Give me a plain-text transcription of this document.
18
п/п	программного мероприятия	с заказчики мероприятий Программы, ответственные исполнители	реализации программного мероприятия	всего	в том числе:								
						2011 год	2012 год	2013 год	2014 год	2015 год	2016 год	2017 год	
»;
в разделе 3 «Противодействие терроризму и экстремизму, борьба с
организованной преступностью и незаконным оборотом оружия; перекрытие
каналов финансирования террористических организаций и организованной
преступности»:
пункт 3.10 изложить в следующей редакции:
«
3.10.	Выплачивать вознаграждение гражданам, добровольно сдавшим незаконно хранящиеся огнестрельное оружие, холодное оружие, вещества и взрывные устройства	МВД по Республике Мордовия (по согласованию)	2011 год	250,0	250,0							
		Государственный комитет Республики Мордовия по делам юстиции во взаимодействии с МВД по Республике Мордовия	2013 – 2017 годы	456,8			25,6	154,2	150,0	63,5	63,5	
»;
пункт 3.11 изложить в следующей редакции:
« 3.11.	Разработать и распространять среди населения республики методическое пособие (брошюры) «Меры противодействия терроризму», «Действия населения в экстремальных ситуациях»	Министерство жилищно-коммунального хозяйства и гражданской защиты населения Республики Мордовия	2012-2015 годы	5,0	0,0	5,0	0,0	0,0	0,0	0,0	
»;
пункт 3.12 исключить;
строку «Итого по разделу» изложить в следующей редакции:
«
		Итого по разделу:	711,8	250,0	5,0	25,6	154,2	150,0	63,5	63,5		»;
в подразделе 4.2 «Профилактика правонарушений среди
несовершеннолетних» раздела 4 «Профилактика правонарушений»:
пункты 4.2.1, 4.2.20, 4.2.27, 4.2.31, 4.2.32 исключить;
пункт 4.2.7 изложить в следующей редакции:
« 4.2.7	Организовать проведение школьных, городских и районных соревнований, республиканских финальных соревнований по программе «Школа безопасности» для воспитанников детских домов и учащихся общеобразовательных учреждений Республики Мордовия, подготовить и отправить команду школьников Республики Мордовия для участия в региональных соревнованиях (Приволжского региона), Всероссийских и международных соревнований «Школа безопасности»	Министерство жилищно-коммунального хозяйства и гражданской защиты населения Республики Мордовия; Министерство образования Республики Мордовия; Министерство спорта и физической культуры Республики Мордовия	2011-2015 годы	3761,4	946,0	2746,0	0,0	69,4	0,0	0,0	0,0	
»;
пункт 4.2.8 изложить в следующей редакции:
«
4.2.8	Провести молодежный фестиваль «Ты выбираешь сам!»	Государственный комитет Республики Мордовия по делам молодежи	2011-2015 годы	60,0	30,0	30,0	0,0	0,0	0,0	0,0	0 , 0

□ □ □ □

What this task involves:
Copy each line of the data exactly, leaving nothing out.

Answer below:
Give me a plain-text transcription of this document.
18
п/п	программного мероприятия	с заказчики мероприятий Программы, ответственные исполнители	реализации программного мероприятия	всего	в том числе:								
						2011 год	2012 год	2013 год	2014 год	2015 год	2016 год	2017 год	
»;
в разделе 3 «Противодействие терроризму и экстремизму, борьба с
организованной преступностью и незаконным оборотом оружия; перекрытие
каналов финансирования террористических организаций и организованной
преступности»:
пункт 3.10 изложить в следующей редакции:
«
3.10.	Выплачивать вознаграждение гражданам, добровольно сдавшим незаконно хранящиеся огнестрельное оружие, холодное оружие, вещества и взрывные устройства	МВД по Республике Мордовия (по согласованию)	2011 год	250,0	250,0							
		Государственный комитет Республики Мордовия по делам юстиции во взаимодействии с МВД по Республике Мордовия	2013 – 2017 годы	456,8			25,6	154,2	150,0	63,5	63,5	
»;
пункт 3.11 изложить в следующей редакции:
« 3.11.	Разработать и распространять среди населения республики методическое пособие (брошюры) «Меры противодействия терроризму», «Действия населения в экстремальных ситуациях»	Министерство жилищно-коммунального хозяйства и гражданской защиты населения Республики Мордовия	2012-2015 годы	5,0	0,0	5,0	0,0	0,0	0,0	0,0	
»;
пункт 3.12 исключить;
строку «Итого по разделу» изложить в следующей редакции:
«
		Итого по разделу:	711,8	250,0	5,0	25,6	154,2	150,0	63,5	63,5		»;
в подразделе 4.2 «Профилактика правонарушений среди
несовершеннолетних» раздела 4 «Профилактика правонарушений»:
пункты 4.2.1, 4.2.20, 4.2.27, 4.2.31, 4.2.32 исключить;
пункт 4.2.7 изложить в следующей редакции:
« 4.2.7	Организовать проведение школьных, городских и районных соревнований, республиканских финальных соревнований по программе «Школа безопасности» для воспитанников детских домов и учащихся общеобразовательных учреждений Республики Мордовия, подготовить и отправить команду школьников Республики Мордовия для участия в региональных соревнованиях (Приволжского региона), Всероссийских и международных соревнований «Школа безопасности»	Министерство жилищно-коммунального хозяйства и гражданской защиты населения Республики Мордовия; Министерство образования Республики Мордовия; Министерство спорта и физической культуры Республики Мордовия	2011-2015 годы	3761,4	946,0	2746,0	0,0	69,4	0,0	0,0	0,0	
»;
пункт 4.2.8 изложить в следующей редакции:
«
4.2.8	Провести молодежный фестиваль «Ты выбираешь сам!»	Государственный комитет Республики Мордовия по делам молодежи	2011-2015 годы	60,0	30,0	30,0	0,0	0,0	0,0	0,0	0 , 0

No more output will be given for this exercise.